Your task: From the listing below, return each line that includes "opätovnom".

Data extract:
——————

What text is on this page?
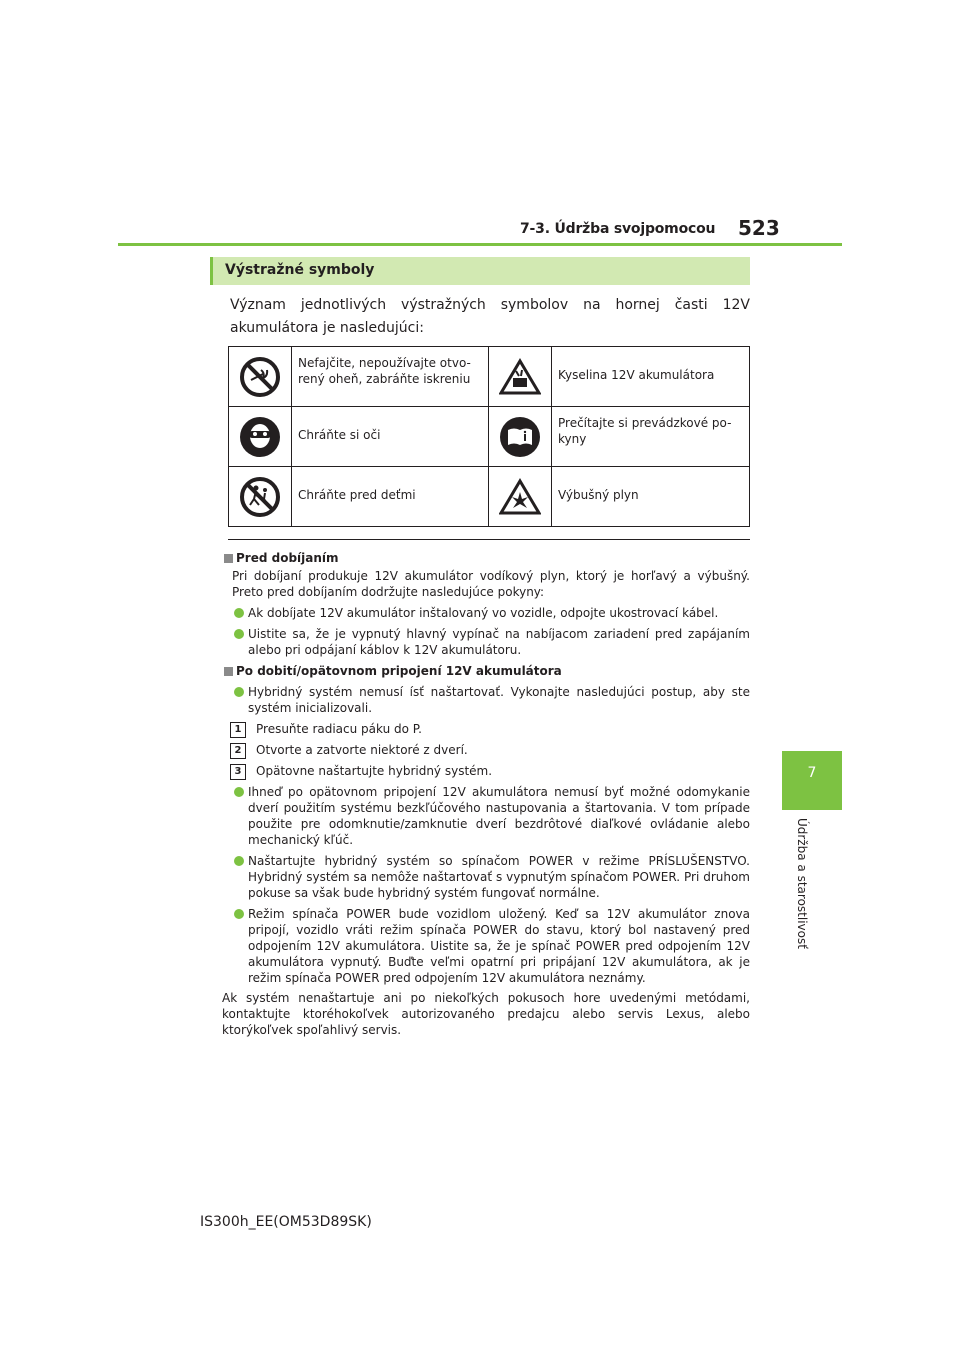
7-3. Údržba svojpomocou 523
7
Údržba a starostlivosť
Výstražné symboly
Význam jednotlivých výstražných symbolov na hornej časti 12V akumulátora je nasledujúci:
	Nefajčite, nepoužívajte otvo-
rený oheň, zabráňte iskreniu		Kyselina 12V akumulátora

	Chráňte si oči		Prečítajte si prevádzkové po-
kyny

	Chráňte pred deťmi		Výbušný plyn
Pred dobíjaním
Pri dobíjaní produkuje 12V akumulátor vodíkový plyn, ktorý je horľavý a výbušný. Preto pred dobíjaním dodržujte nasledujúce pokyny:
Ak dobíjate 12V akumulátor inštalovaný vo vozidle, odpojte ukostrovací kábel.
Uistite sa, že je vypnutý hlavný vypínač na nabíjacom zariadení pred zapájaním alebo pri odpájaní káblov k 12V akumulátoru.
Po dobití/opätovnom pripojení 12V akumulátora
Hybridný systém nemusí ísť naštartovať. Vykonajte nasledujúci postup, aby ste systém inicializovali.
1	Presuňte radiacu páku do P.
2	Otvorte a zatvorte niektoré z dverí.
3	Opätovne naštartujte hybridný systém.
Ihneď po opätovnom pripojení 12V akumulátora nemusí byť možné odomykanie dverí použitím systému bezkľúčového nastupovania a štartovania. V tom prípade použite pre odomknutie/zamknutie dverí bezdrôtové diaľkové ovládanie alebo mechanický kľúč.
Naštartujte hybridný systém so spínačom POWER v režime PRÍSLUŠENSTVO. Hybridný systém sa nemôže naštartovať s vypnutým spínačom POWER. Pri druhom pokuse sa však bude hybridný systém fungovať normálne.
Režim spínača POWER bude vozidlom uložený. Keď sa 12V akumulátor znova pripojí, vozidlo vráti režim spínača POWER do stavu, ktorý bol nastavený pred odpojením 12V akumulátora. Uistite sa, že je spínač POWER pred odpojením 12V akumulátora vypnutý. Buďte veľmi opatrní pri pripájaní 12V akumulátora, ak je režim spínača POWER pred odpojením 12V akumulátora neznámy.
Ak systém nenaštartuje ani po niekoľkých pokusoch hore uvedenými metódami, kontaktujte ktoréhokoľvek autorizovaného predajcu alebo servis Lexus, alebo ktorýkoľvek spoľahlivý servis.
IS300h_EE(OM53D89SK)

——————

Exercise solution:
Po dobití/opätovnom pripojení 12V akumulátora
Ihneď po opätovnom pripojení 12V akumulátora nemusí byť možné odomykanie dverí použitím systému bezkľúčového nastupovania a štartovania. V tom prípade použite pre odomknutie/zamknutie dverí bezdrôtové diaľkové ovládanie alebo mechanický kľúč.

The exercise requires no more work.